▸ WHAT THE TASK REQUIRES: Look over the entries that follow and work out how many lines contain "Date". State the number only.

▸ MATERIAL SHOWN:
<<<<

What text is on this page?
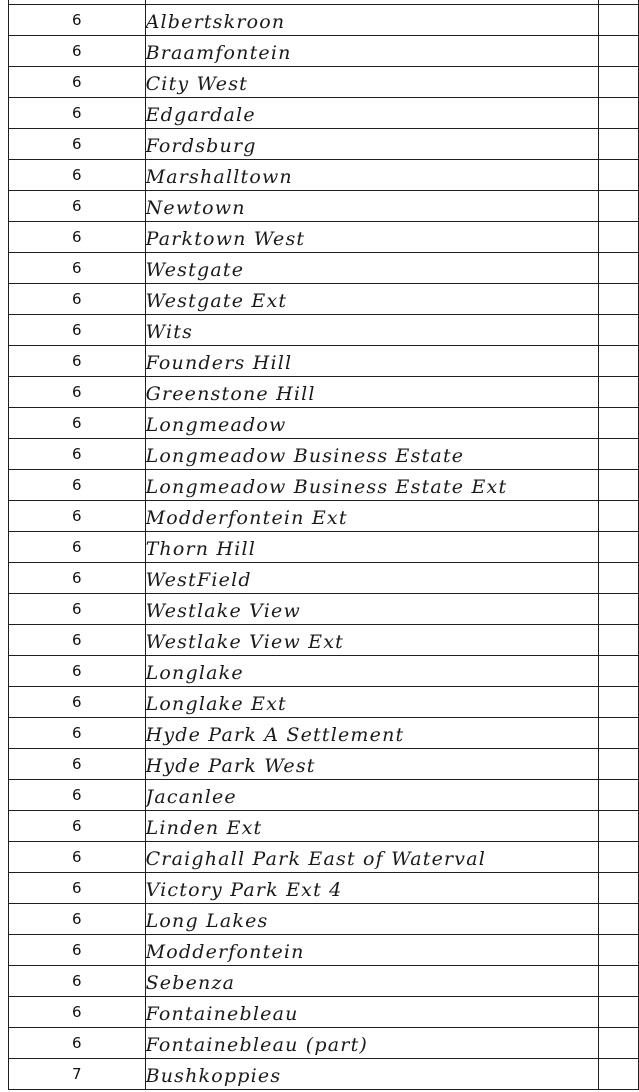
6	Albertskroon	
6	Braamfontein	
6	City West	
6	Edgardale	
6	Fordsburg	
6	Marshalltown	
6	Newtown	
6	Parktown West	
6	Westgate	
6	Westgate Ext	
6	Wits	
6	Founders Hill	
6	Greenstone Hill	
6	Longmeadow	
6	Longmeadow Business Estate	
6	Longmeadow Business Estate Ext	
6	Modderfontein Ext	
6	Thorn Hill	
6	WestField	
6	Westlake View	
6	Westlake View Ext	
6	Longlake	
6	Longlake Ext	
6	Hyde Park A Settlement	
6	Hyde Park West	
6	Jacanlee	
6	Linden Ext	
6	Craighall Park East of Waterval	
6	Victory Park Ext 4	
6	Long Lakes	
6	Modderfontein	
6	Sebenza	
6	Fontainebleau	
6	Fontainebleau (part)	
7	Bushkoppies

>>>>
<<<<

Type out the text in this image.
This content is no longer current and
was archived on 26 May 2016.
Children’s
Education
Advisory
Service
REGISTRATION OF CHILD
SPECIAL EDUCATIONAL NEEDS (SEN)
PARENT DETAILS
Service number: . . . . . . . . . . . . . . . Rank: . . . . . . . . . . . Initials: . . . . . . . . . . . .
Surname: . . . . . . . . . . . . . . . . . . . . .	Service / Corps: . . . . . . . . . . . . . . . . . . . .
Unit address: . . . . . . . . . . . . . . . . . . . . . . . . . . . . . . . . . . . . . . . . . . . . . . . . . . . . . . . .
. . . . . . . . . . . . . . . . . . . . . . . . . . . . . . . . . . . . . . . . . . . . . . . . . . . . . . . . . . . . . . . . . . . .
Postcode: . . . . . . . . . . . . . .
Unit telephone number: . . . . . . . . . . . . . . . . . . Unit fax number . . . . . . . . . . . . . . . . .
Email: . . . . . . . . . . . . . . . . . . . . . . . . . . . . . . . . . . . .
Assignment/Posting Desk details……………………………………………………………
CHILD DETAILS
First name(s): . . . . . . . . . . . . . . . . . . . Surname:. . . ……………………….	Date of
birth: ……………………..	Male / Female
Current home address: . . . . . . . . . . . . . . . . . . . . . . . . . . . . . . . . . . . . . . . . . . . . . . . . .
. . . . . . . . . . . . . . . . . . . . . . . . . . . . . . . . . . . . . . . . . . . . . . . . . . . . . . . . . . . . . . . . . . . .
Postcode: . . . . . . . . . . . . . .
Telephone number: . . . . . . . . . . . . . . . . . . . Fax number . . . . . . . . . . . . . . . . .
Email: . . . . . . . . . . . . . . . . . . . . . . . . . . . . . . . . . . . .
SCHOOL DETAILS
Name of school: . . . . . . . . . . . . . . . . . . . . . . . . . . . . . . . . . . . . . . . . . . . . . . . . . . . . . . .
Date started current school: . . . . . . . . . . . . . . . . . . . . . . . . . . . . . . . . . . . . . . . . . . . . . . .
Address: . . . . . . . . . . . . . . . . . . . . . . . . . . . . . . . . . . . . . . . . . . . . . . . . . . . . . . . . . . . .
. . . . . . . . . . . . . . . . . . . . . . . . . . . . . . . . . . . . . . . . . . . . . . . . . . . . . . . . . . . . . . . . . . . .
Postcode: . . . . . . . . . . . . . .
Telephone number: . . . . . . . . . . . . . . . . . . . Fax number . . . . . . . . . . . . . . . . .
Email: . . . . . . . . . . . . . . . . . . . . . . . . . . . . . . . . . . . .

>>>>

▸ SOLUTION TO THIS PROBLEM: 2